In the records below, work out how many lines hold the word "text". Report the number alone.

::::::::::

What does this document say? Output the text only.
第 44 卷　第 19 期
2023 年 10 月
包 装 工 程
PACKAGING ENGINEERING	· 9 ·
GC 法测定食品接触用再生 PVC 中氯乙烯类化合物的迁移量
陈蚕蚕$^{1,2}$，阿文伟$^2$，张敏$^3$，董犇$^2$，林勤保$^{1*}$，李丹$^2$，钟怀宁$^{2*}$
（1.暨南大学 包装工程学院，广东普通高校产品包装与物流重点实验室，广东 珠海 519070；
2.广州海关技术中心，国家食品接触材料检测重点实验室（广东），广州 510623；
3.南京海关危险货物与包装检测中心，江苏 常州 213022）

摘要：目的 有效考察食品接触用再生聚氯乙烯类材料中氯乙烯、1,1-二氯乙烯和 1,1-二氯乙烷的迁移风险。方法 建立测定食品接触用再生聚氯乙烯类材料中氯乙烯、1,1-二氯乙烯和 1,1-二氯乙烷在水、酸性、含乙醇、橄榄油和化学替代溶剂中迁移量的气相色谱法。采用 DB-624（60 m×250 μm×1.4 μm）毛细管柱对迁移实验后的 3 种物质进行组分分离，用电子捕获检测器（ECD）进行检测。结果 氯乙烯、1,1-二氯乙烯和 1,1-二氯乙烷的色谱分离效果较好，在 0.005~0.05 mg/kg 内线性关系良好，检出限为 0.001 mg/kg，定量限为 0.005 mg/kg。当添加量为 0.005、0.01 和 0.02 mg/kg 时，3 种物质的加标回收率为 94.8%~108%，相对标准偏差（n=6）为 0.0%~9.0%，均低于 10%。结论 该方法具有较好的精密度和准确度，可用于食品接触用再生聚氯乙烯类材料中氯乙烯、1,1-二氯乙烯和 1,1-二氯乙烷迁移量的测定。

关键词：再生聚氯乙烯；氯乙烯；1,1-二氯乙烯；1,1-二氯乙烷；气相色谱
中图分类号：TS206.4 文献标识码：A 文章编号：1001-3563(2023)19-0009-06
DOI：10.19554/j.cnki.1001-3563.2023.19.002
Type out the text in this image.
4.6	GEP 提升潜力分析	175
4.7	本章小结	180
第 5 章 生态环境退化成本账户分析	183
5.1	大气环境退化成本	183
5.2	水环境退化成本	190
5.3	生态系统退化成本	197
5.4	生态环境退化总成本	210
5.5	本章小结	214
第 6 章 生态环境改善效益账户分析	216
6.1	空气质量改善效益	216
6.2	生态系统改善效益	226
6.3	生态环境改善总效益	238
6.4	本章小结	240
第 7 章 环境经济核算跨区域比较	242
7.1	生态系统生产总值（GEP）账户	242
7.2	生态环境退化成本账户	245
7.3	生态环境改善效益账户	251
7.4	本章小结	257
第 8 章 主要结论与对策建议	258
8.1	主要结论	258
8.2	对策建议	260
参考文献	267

::::::::::

§ FULL SOLUTION: 2